### What you should do:
Only the lines holding the string "IRPEF" are needed. Copy each one.

Start Input for this task

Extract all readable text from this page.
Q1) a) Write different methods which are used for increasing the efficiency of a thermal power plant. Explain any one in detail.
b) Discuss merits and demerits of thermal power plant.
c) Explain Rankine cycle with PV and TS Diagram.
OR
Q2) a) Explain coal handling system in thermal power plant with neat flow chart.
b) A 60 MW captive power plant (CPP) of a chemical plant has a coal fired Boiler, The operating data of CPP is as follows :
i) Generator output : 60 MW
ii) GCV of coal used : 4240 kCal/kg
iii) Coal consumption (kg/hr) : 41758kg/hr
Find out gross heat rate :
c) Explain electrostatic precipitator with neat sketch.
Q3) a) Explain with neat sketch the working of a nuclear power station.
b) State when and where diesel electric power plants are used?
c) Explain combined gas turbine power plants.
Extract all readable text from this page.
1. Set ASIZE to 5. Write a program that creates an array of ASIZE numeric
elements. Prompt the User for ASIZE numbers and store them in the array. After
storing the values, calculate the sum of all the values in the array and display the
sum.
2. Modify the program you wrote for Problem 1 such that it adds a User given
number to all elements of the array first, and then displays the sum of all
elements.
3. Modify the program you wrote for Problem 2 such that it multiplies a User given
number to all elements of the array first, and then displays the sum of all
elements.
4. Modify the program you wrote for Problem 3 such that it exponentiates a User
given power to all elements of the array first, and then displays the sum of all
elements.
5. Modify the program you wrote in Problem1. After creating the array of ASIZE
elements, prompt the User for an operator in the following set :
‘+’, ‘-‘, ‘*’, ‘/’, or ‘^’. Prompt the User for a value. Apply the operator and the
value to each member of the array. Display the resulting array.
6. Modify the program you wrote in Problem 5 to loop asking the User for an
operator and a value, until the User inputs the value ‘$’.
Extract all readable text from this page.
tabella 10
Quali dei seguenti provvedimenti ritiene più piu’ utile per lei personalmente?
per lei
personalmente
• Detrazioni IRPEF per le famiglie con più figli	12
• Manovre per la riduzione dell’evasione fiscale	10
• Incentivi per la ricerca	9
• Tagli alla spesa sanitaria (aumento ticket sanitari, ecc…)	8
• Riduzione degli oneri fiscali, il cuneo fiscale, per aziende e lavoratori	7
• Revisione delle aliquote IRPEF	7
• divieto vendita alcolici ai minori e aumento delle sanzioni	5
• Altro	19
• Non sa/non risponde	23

End Input for this task

### Response to the task:
• Detrazioni IRPEF per le famiglie con più figli	12
• Revisione delle aliquote IRPEF	7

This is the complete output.